● Objective
Show all lines from the data that include the word "xlabel".
▽
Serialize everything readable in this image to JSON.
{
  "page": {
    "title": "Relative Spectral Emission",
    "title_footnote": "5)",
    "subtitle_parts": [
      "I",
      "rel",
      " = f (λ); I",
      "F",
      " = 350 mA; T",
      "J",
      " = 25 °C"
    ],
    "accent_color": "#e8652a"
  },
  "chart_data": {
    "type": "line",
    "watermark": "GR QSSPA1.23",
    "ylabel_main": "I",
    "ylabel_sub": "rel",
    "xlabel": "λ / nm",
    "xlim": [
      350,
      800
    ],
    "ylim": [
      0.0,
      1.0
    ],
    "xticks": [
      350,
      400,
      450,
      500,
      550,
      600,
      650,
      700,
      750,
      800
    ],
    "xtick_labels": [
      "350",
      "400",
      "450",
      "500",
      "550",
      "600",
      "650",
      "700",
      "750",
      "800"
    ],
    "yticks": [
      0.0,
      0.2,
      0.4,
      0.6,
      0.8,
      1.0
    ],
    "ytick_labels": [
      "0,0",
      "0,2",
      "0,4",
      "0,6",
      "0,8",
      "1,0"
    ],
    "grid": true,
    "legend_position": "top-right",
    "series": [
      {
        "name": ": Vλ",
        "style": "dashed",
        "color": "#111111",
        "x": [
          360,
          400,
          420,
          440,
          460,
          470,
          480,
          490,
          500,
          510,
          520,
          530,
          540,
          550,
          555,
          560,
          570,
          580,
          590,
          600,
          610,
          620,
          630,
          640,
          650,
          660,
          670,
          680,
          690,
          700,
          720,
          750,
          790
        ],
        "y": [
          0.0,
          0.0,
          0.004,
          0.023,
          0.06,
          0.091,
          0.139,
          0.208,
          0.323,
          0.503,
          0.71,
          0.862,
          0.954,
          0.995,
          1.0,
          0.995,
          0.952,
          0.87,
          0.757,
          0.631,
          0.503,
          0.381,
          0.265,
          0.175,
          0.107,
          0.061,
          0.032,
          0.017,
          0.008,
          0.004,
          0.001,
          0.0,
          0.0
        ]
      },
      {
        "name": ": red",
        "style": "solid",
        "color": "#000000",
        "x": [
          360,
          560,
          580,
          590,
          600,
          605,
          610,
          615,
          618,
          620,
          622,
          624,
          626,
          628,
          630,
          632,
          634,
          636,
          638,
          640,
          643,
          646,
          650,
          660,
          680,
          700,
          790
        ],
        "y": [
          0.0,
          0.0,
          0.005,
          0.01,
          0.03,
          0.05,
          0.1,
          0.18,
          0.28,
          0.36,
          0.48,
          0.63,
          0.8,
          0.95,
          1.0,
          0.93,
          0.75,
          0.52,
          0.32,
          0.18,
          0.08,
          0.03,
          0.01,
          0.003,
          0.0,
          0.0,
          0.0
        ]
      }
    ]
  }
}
△
▽
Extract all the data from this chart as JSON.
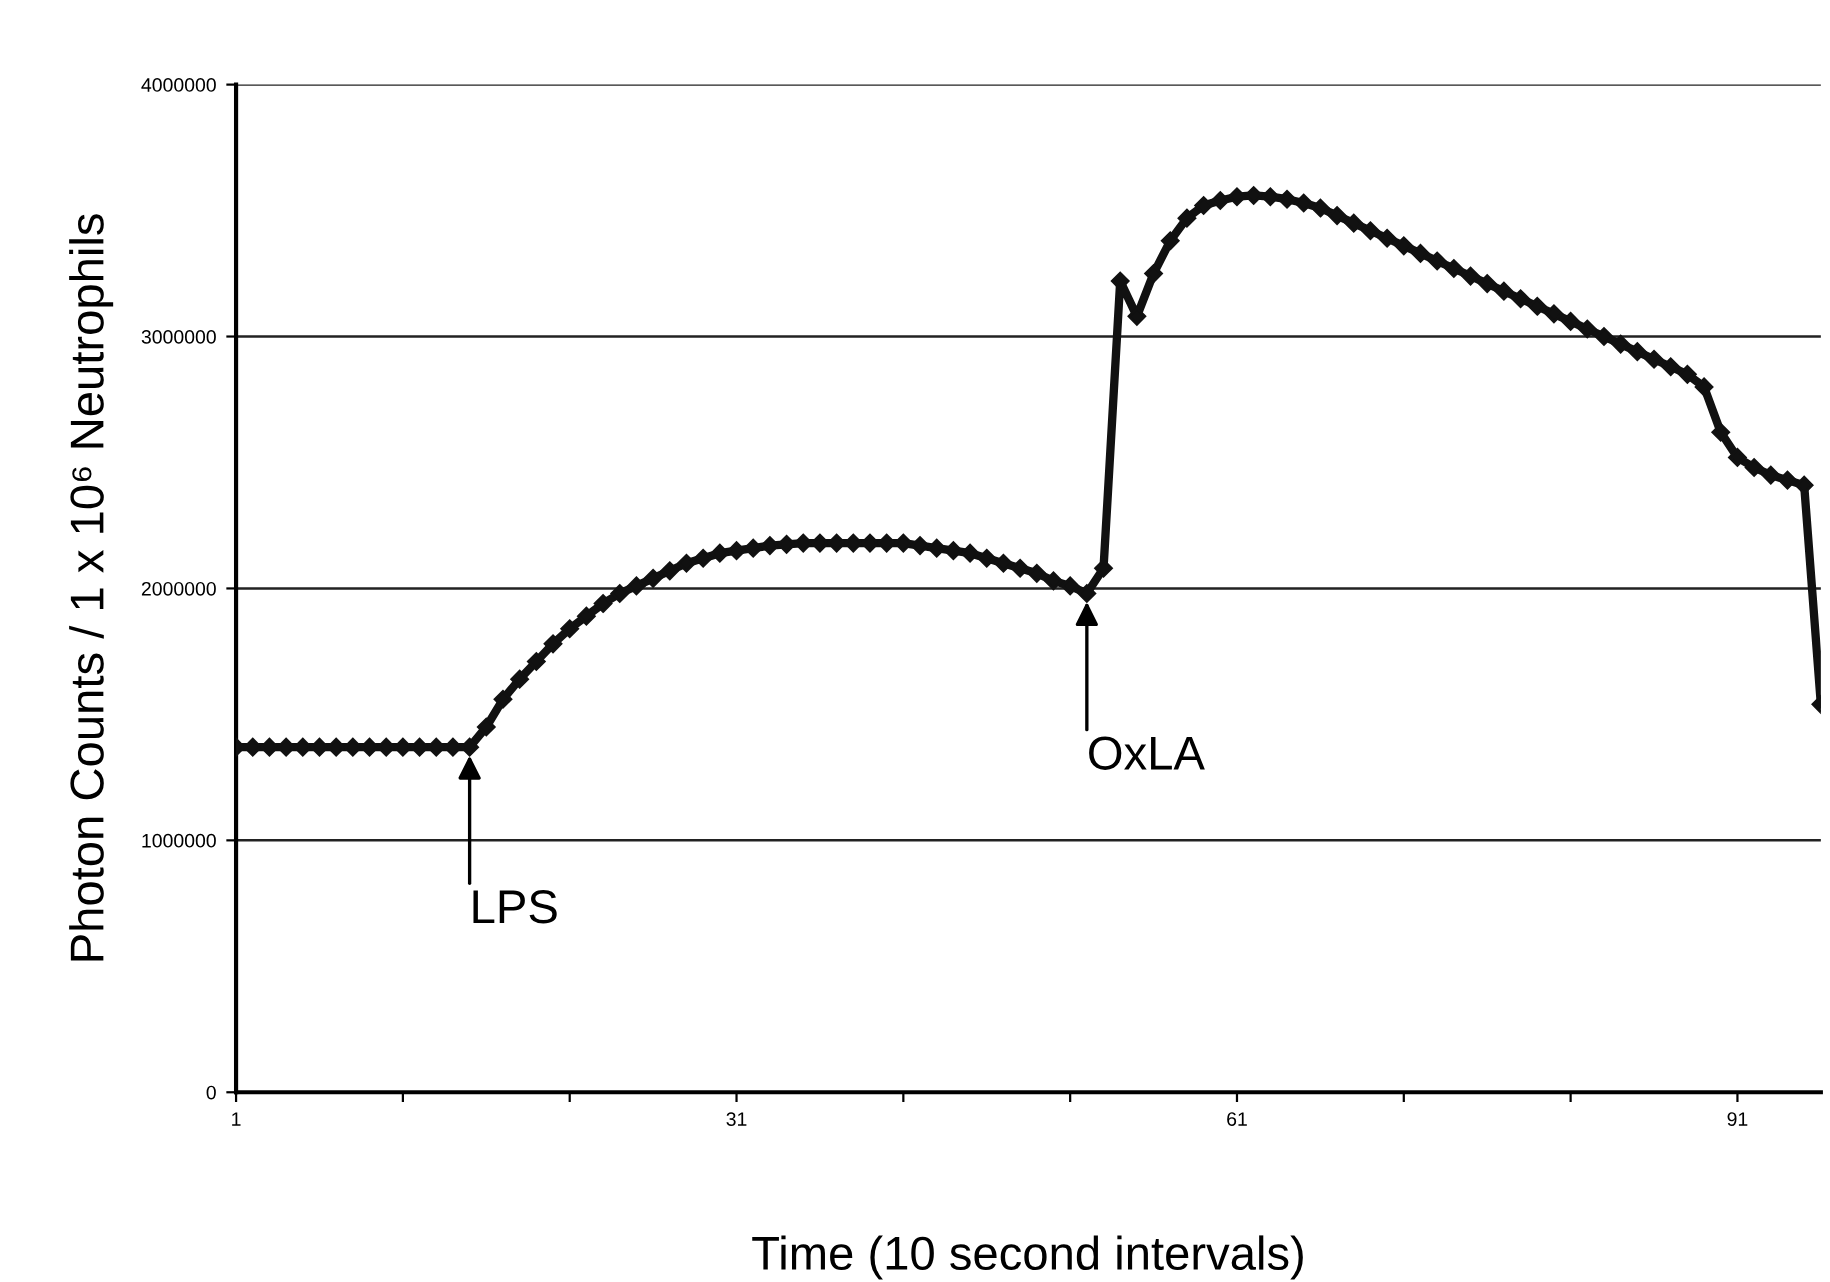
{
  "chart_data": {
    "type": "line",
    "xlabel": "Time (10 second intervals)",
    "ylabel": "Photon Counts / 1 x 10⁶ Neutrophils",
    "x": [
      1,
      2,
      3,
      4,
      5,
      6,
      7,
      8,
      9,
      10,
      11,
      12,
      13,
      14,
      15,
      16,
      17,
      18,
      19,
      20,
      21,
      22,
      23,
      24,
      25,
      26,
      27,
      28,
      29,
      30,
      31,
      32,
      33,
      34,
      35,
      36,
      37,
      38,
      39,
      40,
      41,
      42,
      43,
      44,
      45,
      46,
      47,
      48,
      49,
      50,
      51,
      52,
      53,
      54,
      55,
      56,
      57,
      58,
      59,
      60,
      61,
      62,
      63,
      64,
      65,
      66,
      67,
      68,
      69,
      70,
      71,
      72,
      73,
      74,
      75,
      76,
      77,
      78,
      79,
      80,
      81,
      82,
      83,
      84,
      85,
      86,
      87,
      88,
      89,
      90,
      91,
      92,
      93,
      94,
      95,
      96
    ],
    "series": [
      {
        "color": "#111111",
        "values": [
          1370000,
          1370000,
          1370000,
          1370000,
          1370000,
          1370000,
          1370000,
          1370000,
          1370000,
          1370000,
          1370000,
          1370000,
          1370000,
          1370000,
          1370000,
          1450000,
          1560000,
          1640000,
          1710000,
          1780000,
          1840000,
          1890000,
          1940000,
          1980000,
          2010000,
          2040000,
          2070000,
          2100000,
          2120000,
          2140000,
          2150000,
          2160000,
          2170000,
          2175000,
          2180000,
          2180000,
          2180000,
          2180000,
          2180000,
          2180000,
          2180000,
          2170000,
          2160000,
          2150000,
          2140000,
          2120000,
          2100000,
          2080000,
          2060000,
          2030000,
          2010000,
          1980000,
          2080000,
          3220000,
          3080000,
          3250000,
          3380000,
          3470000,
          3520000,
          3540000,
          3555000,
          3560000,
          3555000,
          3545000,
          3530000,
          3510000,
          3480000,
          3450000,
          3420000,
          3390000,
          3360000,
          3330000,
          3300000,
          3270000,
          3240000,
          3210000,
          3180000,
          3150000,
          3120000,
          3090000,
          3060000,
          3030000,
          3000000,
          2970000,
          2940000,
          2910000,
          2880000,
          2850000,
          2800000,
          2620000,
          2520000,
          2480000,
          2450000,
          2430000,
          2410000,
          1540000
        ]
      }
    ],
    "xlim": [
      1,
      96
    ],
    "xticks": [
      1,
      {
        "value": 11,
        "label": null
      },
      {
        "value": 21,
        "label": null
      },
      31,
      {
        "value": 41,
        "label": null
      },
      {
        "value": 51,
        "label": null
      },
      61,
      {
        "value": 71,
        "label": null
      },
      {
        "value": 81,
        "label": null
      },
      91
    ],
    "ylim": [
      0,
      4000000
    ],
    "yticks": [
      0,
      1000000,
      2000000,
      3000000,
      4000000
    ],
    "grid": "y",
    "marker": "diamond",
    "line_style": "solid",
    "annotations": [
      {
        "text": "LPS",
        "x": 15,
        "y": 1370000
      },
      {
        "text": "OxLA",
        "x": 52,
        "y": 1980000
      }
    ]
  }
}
△
▽
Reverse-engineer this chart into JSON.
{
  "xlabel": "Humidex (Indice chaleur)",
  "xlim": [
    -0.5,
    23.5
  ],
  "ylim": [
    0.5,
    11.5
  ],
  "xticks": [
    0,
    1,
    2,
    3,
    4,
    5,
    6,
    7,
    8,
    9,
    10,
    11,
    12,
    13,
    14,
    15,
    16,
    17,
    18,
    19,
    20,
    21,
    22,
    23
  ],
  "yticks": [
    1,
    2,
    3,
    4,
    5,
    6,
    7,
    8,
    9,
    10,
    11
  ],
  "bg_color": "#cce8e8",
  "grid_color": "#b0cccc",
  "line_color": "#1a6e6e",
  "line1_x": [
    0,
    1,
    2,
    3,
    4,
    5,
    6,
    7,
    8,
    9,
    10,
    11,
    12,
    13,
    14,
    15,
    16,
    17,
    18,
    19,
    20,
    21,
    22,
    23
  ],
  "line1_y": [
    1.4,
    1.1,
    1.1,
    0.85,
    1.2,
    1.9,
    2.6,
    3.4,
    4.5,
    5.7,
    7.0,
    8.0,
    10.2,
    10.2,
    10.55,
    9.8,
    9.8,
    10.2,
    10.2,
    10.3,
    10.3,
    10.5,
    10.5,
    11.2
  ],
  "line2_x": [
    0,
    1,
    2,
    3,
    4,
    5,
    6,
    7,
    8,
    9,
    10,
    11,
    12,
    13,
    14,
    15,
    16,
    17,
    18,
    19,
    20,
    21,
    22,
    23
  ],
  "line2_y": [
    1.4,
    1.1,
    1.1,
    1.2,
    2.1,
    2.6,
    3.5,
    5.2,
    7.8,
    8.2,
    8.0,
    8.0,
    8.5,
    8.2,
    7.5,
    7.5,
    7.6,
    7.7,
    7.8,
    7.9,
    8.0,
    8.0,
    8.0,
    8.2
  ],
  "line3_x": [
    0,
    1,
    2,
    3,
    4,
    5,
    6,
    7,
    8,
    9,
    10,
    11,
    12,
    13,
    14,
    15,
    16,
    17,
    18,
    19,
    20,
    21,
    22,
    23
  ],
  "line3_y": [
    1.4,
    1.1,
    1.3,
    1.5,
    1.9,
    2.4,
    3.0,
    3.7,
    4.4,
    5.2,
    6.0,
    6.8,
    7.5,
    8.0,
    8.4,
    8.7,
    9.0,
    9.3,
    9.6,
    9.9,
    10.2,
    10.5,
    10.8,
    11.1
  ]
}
△
● Full solution
    "xlabel": "λ / nm",
    "xlabel": "Time (10 second intervals)",
  "xlabel": "Humidex (Indice chaleur)",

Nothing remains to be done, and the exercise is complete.